Exercise details:
Go over the entries below line by line, copying each one that contains the word "terms".

Records to use:
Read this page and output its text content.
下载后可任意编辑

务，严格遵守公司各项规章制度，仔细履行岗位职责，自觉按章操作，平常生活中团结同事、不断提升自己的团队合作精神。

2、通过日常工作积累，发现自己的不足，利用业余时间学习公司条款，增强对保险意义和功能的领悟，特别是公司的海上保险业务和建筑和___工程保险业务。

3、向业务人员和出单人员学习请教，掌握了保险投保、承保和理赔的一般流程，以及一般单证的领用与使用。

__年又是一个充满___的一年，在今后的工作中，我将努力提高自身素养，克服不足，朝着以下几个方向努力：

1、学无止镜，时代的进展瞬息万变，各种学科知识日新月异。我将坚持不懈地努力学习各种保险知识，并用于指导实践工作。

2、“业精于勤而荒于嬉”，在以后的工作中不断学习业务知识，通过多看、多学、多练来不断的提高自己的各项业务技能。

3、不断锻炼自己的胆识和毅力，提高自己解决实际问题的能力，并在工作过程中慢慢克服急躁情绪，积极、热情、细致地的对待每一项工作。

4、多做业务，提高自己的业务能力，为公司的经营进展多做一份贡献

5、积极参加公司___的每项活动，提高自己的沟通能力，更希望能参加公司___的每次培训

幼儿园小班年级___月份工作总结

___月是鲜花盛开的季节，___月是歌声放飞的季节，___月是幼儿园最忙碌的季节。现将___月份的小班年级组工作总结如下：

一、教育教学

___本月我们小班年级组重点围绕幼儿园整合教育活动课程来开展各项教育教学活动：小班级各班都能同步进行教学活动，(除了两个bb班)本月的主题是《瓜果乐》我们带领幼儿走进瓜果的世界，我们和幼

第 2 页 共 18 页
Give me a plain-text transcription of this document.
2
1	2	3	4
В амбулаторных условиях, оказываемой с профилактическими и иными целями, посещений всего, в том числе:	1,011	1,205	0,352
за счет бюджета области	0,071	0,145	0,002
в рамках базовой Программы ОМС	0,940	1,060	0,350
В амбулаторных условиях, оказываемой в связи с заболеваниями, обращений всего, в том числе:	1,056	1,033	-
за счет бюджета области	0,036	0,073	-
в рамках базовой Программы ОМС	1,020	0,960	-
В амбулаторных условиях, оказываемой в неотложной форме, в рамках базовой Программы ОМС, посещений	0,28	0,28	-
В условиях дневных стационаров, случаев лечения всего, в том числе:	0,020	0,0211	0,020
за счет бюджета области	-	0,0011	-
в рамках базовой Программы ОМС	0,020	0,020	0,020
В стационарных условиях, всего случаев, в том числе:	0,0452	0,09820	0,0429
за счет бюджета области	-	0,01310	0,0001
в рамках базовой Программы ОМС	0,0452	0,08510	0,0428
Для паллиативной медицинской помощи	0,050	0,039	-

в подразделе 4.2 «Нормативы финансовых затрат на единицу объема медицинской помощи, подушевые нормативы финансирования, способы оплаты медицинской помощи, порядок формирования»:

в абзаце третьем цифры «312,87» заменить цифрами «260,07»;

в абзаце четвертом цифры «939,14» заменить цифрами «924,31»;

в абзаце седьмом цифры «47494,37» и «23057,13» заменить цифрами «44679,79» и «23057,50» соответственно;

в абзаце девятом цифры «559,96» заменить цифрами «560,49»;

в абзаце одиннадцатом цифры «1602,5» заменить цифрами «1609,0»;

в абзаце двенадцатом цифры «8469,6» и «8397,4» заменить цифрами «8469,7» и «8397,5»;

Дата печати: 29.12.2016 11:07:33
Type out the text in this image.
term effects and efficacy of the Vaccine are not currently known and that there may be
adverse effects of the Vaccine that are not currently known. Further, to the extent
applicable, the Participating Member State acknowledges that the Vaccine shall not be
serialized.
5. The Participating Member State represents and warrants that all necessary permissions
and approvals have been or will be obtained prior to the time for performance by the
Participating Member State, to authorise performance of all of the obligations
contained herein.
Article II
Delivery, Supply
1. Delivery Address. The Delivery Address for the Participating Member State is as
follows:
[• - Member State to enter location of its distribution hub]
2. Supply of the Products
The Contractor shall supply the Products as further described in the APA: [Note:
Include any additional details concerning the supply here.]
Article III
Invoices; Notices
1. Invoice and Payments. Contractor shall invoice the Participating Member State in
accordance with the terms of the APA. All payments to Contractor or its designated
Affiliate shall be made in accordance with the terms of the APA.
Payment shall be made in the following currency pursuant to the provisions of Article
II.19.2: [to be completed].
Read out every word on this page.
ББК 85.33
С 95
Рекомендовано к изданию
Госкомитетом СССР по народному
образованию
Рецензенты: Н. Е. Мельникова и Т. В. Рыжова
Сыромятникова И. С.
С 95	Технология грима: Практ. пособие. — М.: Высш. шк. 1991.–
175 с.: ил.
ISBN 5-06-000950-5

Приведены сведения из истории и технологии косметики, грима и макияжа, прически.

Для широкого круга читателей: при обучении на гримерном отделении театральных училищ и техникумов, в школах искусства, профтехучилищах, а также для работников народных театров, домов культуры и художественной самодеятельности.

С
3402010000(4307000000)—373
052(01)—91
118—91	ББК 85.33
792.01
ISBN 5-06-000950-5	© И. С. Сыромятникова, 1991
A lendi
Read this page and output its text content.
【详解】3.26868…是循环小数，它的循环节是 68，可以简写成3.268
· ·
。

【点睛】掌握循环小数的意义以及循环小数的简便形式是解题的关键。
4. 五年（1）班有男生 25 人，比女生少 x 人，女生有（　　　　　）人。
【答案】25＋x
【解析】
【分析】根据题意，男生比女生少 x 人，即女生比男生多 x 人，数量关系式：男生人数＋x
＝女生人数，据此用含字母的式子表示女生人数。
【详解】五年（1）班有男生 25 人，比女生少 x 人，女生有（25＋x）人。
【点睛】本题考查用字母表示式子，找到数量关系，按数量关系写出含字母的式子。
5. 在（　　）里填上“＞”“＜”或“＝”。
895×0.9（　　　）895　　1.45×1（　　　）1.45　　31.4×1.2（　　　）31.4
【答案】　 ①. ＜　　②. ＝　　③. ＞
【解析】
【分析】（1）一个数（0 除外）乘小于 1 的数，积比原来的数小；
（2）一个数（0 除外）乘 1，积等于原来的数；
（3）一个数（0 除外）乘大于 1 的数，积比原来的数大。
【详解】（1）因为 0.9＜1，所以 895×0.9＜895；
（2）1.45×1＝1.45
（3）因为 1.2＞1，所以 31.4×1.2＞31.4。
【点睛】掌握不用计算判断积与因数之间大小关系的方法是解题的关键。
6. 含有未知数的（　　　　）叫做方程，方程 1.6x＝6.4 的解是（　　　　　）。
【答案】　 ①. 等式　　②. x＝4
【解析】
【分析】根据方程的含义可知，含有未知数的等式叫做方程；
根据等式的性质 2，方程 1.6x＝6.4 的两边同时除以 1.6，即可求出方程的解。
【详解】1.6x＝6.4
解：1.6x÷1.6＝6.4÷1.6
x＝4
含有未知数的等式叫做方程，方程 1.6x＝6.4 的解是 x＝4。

Solution to this exercise:
accordance with the terms of the APA. All payments to Contractor or its designated
Affiliate shall be made in accordance with the terms of the APA.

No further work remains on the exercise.